Scritto il 14-07-2017 da Ufficio stampa | Categoria: Senza categoria

Il comitato per la valutazione dei rischi dell’Echa – Agenzia europea per le sostanze chimiche ha classificato il glifosate come non cancerogeno, non mutageno, non tossico per la riproduzione e non genotossico, confermando le valutazioni già espresse da Efsa – Autorità Europea per la Sicurezza Alimentare, Bfr – Federal Institute for risk assessment degli Stati Uniti, Oms – Organizzazione Mondiale della Sanità, Fao – Organizzazione delle Nazioni Unite per l’alimentazione e l’agricoltura e Pmra – Pest Management Regulatory Agency del Canada.

L’Iarc (International Agency for Research on Cancer), la più “cattiva” nei confronti del glifosate, lo ha inserito nella lista 2A dei possibili cancerogeni, ovvero insieme alle patatine fritte e ai lavori che alterano il naturale ciclo del sonno.In pratica lo Iarc dice che chi beve tutti i giorni un bicchiere di glifosate è probabile, ma non certo, che gli venga il cancro.

Ora la palla torna al centro, con il glifosate che a questo punto pare avere delle chances di superare il vaglio delle Autorità europee e proseguire nella propria vita di erbicida.

Il glifosate è stato introdotto sul mercato da Monsanto nel 1974, ma il brevetto è scaduto nel 2000 e da quel momento è stato commercializzato da diverse aziende del settore in svariate formulazioni. Per la sua efficacia è stato accolto positivamente dagli agricoltori, tanto da essere ancora oggi uno degli erbicidi più utilizzati in agricoltura.

Ma quanto costerebbe produrre a prescindere dall’utilizzo del glifosate? A dare una risposta ci ha provato una ricerca di “Agri2000”, società che si occupa di servizi e ricerche per l’agribusiness, che ha intervistato 350 agricoltori di tutte le regioni d’Italia.

Da questa ricerca emerge che per il 64% degli agricoltori il glifosate è importante o addirittura indispensabile (75% nel caso dei maiscoltori). Inoltre, secondo il 51% dei produttori l’eliminazione del glifosate avrebbe un impatto negativo sulle rese: il -20% nei campi di mais, da cui scaturirebbe una diminuzione dei ricavi di 494 euro per ettaro, il -33% per il grano duro (-399 euro per ettaro), il -27% per la soia (-416 euro per ettaro). E ancora, l’86% dei produttori ritiene che vi sarebbe un aumento delle spese per ettaro, non considerando (nell’80% dei casi), alternative chimiche all’altezza, ma solo meccaniche.

La quasi totalità dei viticoltori facente del campione intervistato (96%) ritiene che l’eliminazione dell’uso di questa sostanza dai disciplinari e la conseguente impossibilità di utilizzarlo, comporterebbe un aumento dei costi mediamente del 177%.

| Righe fornite |
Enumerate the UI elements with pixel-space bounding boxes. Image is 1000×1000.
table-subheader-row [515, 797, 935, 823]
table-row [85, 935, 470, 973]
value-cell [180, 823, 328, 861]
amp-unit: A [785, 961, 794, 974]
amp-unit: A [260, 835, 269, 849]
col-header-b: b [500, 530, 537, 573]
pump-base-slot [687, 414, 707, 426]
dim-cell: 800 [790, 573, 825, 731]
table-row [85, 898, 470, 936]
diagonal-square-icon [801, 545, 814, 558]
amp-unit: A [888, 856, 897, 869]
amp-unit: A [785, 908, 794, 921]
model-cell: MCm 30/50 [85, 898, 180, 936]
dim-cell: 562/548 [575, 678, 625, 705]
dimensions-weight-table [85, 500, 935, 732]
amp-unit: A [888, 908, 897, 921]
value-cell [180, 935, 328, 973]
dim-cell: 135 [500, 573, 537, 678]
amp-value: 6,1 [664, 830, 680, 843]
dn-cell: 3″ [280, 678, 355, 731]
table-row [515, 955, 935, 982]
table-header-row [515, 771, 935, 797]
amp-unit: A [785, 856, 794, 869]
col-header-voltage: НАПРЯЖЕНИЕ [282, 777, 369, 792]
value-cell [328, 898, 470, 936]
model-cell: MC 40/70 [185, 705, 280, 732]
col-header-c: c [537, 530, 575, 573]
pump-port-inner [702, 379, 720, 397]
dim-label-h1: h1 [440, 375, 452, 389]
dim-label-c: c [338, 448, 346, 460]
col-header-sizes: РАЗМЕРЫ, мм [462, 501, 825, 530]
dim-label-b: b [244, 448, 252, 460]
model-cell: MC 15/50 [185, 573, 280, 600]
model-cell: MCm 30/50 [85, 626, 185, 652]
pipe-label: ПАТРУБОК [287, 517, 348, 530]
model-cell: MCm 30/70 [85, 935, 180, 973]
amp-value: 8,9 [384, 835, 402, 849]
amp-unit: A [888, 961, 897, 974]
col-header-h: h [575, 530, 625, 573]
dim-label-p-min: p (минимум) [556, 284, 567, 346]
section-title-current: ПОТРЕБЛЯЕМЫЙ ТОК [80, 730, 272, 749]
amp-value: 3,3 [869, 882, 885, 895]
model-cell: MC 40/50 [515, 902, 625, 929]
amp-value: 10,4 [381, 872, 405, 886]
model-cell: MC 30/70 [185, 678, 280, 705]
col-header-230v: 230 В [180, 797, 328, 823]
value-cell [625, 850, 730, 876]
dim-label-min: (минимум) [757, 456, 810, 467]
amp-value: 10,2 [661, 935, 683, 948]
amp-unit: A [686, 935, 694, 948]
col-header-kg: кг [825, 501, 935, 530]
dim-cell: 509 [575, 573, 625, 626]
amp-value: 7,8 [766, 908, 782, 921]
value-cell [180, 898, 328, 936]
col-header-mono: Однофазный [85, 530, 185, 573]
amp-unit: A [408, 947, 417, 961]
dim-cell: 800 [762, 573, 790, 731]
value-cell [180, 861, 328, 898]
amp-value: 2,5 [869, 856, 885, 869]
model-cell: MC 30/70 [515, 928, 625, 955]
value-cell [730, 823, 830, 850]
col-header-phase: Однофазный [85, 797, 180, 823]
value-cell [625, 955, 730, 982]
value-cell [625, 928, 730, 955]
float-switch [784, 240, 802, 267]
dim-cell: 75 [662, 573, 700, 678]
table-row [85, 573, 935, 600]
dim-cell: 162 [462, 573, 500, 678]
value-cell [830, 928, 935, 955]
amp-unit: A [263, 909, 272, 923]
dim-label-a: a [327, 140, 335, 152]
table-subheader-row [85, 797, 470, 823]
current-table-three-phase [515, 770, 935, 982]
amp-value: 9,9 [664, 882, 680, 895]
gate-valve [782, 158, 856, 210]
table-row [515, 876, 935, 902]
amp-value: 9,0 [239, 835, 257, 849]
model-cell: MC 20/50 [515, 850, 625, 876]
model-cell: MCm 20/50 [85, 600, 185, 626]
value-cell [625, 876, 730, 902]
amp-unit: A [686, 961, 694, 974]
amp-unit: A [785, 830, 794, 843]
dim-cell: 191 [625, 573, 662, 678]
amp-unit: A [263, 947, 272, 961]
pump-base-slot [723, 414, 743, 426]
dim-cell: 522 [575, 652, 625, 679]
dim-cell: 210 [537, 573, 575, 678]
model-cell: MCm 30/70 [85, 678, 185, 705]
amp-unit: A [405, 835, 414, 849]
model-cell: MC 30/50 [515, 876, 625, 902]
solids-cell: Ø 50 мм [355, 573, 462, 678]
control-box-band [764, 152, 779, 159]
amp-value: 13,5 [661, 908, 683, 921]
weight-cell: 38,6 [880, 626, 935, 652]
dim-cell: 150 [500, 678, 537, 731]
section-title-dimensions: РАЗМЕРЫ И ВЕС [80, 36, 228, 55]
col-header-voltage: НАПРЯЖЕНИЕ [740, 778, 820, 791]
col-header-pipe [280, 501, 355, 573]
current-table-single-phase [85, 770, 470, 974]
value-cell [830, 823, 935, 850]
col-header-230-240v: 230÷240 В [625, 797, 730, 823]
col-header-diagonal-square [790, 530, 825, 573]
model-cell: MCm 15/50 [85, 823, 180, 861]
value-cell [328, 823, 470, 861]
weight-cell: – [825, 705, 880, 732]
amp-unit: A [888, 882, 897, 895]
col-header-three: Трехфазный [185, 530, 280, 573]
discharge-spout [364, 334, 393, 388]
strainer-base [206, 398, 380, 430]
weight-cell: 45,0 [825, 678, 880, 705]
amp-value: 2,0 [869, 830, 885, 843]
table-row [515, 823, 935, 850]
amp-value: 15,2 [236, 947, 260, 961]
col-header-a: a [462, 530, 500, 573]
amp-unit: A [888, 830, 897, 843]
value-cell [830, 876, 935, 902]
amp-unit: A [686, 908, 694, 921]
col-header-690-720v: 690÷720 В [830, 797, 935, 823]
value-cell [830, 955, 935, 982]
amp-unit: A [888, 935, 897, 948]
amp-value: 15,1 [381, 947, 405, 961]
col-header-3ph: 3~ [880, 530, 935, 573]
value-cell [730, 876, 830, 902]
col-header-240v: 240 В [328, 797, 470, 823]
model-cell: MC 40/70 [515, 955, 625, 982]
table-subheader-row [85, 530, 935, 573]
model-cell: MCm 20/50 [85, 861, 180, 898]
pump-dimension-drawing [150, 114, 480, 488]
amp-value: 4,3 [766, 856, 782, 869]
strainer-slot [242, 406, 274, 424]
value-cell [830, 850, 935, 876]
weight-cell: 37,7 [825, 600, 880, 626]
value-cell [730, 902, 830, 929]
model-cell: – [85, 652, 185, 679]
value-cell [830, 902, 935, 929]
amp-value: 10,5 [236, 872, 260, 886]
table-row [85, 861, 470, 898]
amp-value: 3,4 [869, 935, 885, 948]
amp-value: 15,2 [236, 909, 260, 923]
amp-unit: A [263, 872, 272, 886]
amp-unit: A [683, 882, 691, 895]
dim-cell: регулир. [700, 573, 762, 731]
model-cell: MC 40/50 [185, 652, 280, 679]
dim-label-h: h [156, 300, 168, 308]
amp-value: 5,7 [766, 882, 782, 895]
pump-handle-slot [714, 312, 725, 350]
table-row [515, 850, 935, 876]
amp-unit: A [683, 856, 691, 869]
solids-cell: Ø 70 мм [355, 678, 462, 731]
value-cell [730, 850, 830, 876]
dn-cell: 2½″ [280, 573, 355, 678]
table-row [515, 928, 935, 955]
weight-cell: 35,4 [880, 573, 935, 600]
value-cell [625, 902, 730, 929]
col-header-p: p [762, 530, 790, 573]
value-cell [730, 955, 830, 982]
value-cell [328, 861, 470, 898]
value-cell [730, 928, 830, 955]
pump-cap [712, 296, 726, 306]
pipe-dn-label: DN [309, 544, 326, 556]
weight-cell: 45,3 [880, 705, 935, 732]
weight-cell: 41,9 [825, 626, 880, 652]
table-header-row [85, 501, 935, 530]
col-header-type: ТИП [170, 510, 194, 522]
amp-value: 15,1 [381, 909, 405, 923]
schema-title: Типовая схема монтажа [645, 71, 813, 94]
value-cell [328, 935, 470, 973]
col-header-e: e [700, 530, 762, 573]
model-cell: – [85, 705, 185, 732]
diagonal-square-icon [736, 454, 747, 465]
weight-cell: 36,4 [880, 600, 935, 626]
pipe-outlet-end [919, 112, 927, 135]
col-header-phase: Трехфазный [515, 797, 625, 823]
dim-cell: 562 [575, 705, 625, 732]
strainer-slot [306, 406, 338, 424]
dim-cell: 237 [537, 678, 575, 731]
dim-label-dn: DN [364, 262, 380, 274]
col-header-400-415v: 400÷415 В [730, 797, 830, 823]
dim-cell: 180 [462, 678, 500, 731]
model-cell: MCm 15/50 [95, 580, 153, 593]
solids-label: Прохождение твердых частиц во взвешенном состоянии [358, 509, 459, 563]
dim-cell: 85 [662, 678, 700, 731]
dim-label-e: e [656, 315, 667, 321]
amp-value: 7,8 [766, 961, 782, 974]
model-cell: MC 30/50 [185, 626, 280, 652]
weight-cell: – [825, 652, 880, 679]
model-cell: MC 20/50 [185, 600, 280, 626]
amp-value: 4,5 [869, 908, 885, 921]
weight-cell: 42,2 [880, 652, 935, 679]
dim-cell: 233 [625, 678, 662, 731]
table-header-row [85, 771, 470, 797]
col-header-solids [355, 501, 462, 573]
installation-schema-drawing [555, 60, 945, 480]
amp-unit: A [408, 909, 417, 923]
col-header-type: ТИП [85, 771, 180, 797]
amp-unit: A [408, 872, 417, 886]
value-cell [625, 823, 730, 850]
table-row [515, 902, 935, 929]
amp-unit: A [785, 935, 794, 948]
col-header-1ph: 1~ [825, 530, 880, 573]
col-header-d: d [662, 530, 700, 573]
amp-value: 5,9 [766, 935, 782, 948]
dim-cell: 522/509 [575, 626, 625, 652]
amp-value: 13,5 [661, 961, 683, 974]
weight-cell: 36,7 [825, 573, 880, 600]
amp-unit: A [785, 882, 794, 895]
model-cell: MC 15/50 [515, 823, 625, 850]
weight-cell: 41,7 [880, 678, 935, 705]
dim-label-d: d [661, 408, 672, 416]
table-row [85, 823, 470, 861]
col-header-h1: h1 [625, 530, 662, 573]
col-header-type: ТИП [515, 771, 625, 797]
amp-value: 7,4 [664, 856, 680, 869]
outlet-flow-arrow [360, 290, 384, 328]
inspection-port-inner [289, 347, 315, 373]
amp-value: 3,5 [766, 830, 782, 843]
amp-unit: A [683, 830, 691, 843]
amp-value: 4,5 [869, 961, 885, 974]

| Esplora il materiale |
#1 Ricopia fedelmente dall'articolo sul glifosate la parte che si apre con le parole contenenti "L’Iarc (International Agency" e si chiude con "venga il cancro.".
#2 Rispondi a queste domande basandoti sull'articolo sul glifosate.
(a) In quale anno Monsanto ha introdotto il glifosate sul mercato?
(b) Quanti agricoltori ha intervistato la ricerca di "Agri2000"?
(c) Di quanto aumenterebbero mediamente i costi secondo i viticoltori del campione?

| Risposte |
#1
L’Iarc (International Agency for Research on Cancer), la più “cattiva” nei confronti del glifosate, lo ha inserito nella lista 2A dei possibili cancerogeni, ovvero insieme alle patatine fritte e ai lavori che alterano il naturale ciclo del sonno.In pratica lo Iarc dice che chi beve tutti i giorni un bicchiere di glifosate è probabile, ma non certo, che gli venga il cancro.

#2
(a) Monsanto ha introdotto il glifosate sul mercato nel 1974.
(b) La ricerca ha intervistato 350 agricoltori di tutte le regioni d'Italia.
(c) Secondo i viticoltori del campione, i costi aumenterebbero mediamente del 177%.